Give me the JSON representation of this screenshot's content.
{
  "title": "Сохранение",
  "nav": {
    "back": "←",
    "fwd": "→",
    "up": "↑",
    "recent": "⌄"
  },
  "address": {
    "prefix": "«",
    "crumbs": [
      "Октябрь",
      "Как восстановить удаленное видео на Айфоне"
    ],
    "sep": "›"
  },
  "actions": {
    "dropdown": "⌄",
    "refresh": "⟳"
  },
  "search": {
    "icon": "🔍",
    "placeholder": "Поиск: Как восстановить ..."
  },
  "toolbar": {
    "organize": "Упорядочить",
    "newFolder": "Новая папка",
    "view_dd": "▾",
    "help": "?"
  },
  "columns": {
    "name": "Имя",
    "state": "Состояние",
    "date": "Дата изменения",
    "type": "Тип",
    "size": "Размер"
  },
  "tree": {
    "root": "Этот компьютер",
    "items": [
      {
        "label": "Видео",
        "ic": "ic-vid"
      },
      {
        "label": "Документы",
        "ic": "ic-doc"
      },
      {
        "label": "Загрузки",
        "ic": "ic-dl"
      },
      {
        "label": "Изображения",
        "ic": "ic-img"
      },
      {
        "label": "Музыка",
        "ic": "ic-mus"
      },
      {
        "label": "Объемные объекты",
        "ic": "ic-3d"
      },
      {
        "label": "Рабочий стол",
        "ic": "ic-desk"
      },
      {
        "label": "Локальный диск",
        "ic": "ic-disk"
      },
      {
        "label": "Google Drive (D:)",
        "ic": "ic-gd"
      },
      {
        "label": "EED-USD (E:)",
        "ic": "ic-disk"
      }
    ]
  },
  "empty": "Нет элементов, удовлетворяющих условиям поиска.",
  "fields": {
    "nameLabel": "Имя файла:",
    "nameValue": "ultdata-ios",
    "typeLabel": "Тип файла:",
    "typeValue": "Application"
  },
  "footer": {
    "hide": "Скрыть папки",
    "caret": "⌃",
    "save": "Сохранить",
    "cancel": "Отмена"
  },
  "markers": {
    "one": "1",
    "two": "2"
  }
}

## Problem to solve
Extract each entry in full and write it down exactly.

## Exercise response
Give me the JSON representation of this screenshot's content.
{
  "title": "Сохранение",
  "nav": {
    "back": "←",
    "fwd": "→",
    "up": "↑",
    "recent": "⌄"
  },
  "address": {
    "prefix": "«",
    "crumbs": [
      "Октябрь",
      "Как восстановить удаленное видео на Айфоне"
    ],
    "sep": "›"
  },
  "actions": {
    "dropdown": "⌄",
    "refresh": "⟳"
  },
  "search": {
    "icon": "🔍",
    "placeholder": "Поиск: Как восстановить ..."
  },
  "toolbar": {
    "organize": "Упорядочить",
    "newFolder": "Новая папка",
    "view_dd": "▾",
    "help": "?"
  },
  "columns": {
    "name": "Имя",
    "state": "Состояние",
    "date": "Дата изменения",
    "type": "Тип",
    "size": "Размер"
  },
  "tree": {
    "root": "Этот компьютер",
    "items": [
      {
        "label": "Видео",
        "ic": "ic-vid"
      },
      {
        "label": "Документы",
        "ic": "ic-doc"
      },
      {
        "label": "Загрузки",
        "ic": "ic-dl"
      },
      {
        "label": "Изображения",
        "ic": "ic-img"
      },
      {
        "label": "Музыка",
        "ic": "ic-mus"
      },
      {
        "label": "Объемные объекты",
        "ic": "ic-3d"
      },
      {
        "label": "Рабочий стол",
        "ic": "ic-desk"
      },
      {
        "label": "Локальный диск",
        "ic": "ic-disk"
      },
      {
        "label": "Google Drive (D:)",
        "ic": "ic-gd"
      },
      {
        "label": "EED-USD (E:)",
        "ic": "ic-disk"
      }
    ]
  },
  "empty": "Нет элементов, удовлетворяющих условиям поиска.",
  "fields": {
    "nameLabel": "Имя файла:",
    "nameValue": "ultdata-ios",
    "typeLabel": "Тип файла:",
    "typeValue": "Application"
  },
  "footer": {
    "hide": "Скрыть папки",
    "caret": "⌃",
    "save": "Сохранить",
    "cancel": "Отмена"
  },
  "markers": {
    "one": "1",
    "two": "2"
  }
}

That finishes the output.